GIVEN RECORDS:
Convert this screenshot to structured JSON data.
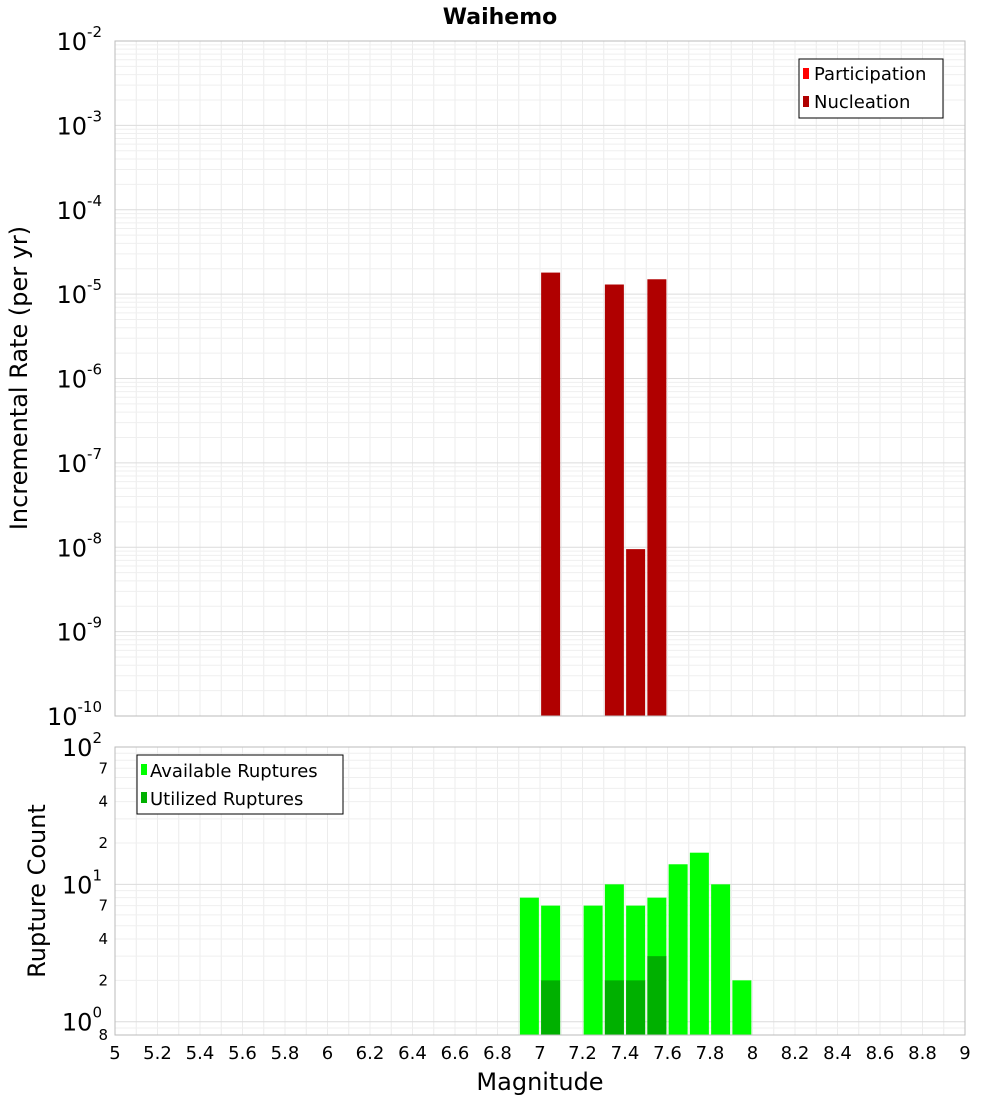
{
  "title": "Waihemo",
  "colors": {
    "participation": "#ff0000",
    "nucleation": "#b00000",
    "available": "#00ff00",
    "utilized": "#00b000"
  },
  "chart_data": [
    {
      "type": "bar",
      "title": "Waihemo",
      "ylabel": "Incremental Rate (per yr)",
      "xlabel": "",
      "xlim": [
        5,
        9
      ],
      "ylim": [
        1e-10,
        0.01
      ],
      "yscale": "log",
      "grid": true,
      "legend_position": "top-right",
      "y_ticks": [
        {
          "base": "10",
          "exp": "-10",
          "value": 1e-10
        },
        {
          "base": "10",
          "exp": "-9",
          "value": 1e-09
        },
        {
          "base": "10",
          "exp": "-8",
          "value": 1e-08
        },
        {
          "base": "10",
          "exp": "-7",
          "value": 1e-07
        },
        {
          "base": "10",
          "exp": "-6",
          "value": 1e-06
        },
        {
          "base": "10",
          "exp": "-5",
          "value": 1e-05
        },
        {
          "base": "10",
          "exp": "-4",
          "value": 0.0001
        },
        {
          "base": "10",
          "exp": "-3",
          "value": 0.001
        },
        {
          "base": "10",
          "exp": "-2",
          "value": 0.01
        }
      ],
      "series": [
        {
          "name": "Participation",
          "color": "#ff0000",
          "x": [],
          "values": []
        },
        {
          "name": "Nucleation",
          "color": "#b00000",
          "x": [
            7.05,
            7.35,
            7.45,
            7.55
          ],
          "values": [
            1.8e-05,
            1.3e-05,
            9.5e-09,
            1.5e-05
          ]
        }
      ]
    },
    {
      "type": "bar",
      "title": "",
      "ylabel": "Rupture Count",
      "xlabel": "Magnitude",
      "xlim": [
        5,
        9
      ],
      "ylim": [
        0.8,
        100
      ],
      "yscale": "log",
      "grid": true,
      "legend_position": "top-left",
      "x_ticks": [
        "5",
        "5.2",
        "5.4",
        "5.6",
        "5.8",
        "6",
        "6.2",
        "6.4",
        "6.6",
        "6.8",
        "7",
        "7.2",
        "7.4",
        "7.6",
        "7.8",
        "8",
        "8.2",
        "8.4",
        "8.6",
        "8.8",
        "9"
      ],
      "y_major_ticks": [
        {
          "base": "10",
          "exp": "0",
          "value": 1
        },
        {
          "base": "10",
          "exp": "1",
          "value": 10
        },
        {
          "base": "10",
          "exp": "2",
          "value": 100
        }
      ],
      "y_minor_labels": [
        {
          "label": "8",
          "value": 0.8
        },
        {
          "label": "2",
          "value": 2
        },
        {
          "label": "4",
          "value": 4
        },
        {
          "label": "7",
          "value": 7
        },
        {
          "label": "2",
          "value": 20
        },
        {
          "label": "4",
          "value": 40
        },
        {
          "label": "7",
          "value": 70
        }
      ],
      "series": [
        {
          "name": "Available Ruptures",
          "color": "#00ff00",
          "x": [
            6.95,
            7.05,
            7.25,
            7.35,
            7.45,
            7.55,
            7.65,
            7.75,
            7.85,
            7.95
          ],
          "values": [
            8,
            7,
            7,
            10,
            7,
            8,
            14,
            17,
            10,
            2
          ]
        },
        {
          "name": "Utilized Ruptures",
          "color": "#00b000",
          "x": [
            7.05,
            7.35,
            7.45,
            7.55
          ],
          "values": [
            2,
            2,
            2,
            3
          ]
        }
      ]
    }
  ]
}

EXERCISE DIRECTIONS: In this exercise, set down all of the data exactly, without the pictures.

EXPECTED ANSWER:
Convert this screenshot to structured JSON data.
{
  "title": "Waihemo",
  "colors": {
    "participation": "#ff0000",
    "nucleation": "#b00000",
    "available": "#00ff00",
    "utilized": "#00b000"
  },
  "chart_data": [
    {
      "type": "bar",
      "title": "Waihemo",
      "ylabel": "Incremental Rate (per yr)",
      "xlabel": "",
      "xlim": [
        5,
        9
      ],
      "ylim": [
        1e-10,
        0.01
      ],
      "yscale": "log",
      "grid": true,
      "legend_position": "top-right",
      "y_ticks": [
        {
          "base": "10",
          "exp": "-10",
          "value": 1e-10
        },
        {
          "base": "10",
          "exp": "-9",
          "value": 1e-09
        },
        {
          "base": "10",
          "exp": "-8",
          "value": 1e-08
        },
        {
          "base": "10",
          "exp": "-7",
          "value": 1e-07
        },
        {
          "base": "10",
          "exp": "-6",
          "value": 1e-06
        },
        {
          "base": "10",
          "exp": "-5",
          "value": 1e-05
        },
        {
          "base": "10",
          "exp": "-4",
          "value": 0.0001
        },
        {
          "base": "10",
          "exp": "-3",
          "value": 0.001
        },
        {
          "base": "10",
          "exp": "-2",
          "value": 0.01
        }
      ],
      "series": [
        {
          "name": "Participation",
          "color": "#ff0000",
          "x": [],
          "values": []
        },
        {
          "name": "Nucleation",
          "color": "#b00000",
          "x": [
            7.05,
            7.35,
            7.45,
            7.55
          ],
          "values": [
            1.8e-05,
            1.3e-05,
            9.5e-09,
            1.5e-05
          ]
        }
      ]
    },
    {
      "type": "bar",
      "title": "",
      "ylabel": "Rupture Count",
      "xlabel": "Magnitude",
      "xlim": [
        5,
        9
      ],
      "ylim": [
        0.8,
        100
      ],
      "yscale": "log",
      "grid": true,
      "legend_position": "top-left",
      "x_ticks": [
        "5",
        "5.2",
        "5.4",
        "5.6",
        "5.8",
        "6",
        "6.2",
        "6.4",
        "6.6",
        "6.8",
        "7",
        "7.2",
        "7.4",
        "7.6",
        "7.8",
        "8",
        "8.2",
        "8.4",
        "8.6",
        "8.8",
        "9"
      ],
      "y_major_ticks": [
        {
          "base": "10",
          "exp": "0",
          "value": 1
        },
        {
          "base": "10",
          "exp": "1",
          "value": 10
        },
        {
          "base": "10",
          "exp": "2",
          "value": 100
        }
      ],
      "y_minor_labels": [
        {
          "label": "8",
          "value": 0.8
        },
        {
          "label": "2",
          "value": 2
        },
        {
          "label": "4",
          "value": 4
        },
        {
          "label": "7",
          "value": 7
        },
        {
          "label": "2",
          "value": 20
        },
        {
          "label": "4",
          "value": 40
        },
        {
          "label": "7",
          "value": 70
        }
      ],
      "series": [
        {
          "name": "Available Ruptures",
          "color": "#00ff00",
          "x": [
            6.95,
            7.05,
            7.25,
            7.35,
            7.45,
            7.55,
            7.65,
            7.75,
            7.85,
            7.95
          ],
          "values": [
            8,
            7,
            7,
            10,
            7,
            8,
            14,
            17,
            10,
            2
          ]
        },
        {
          "name": "Utilized Ruptures",
          "color": "#00b000",
          "x": [
            7.05,
            7.35,
            7.45,
            7.55
          ],
          "values": [
            2,
            2,
            2,
            3
          ]
        }
      ]
    }
  ]
}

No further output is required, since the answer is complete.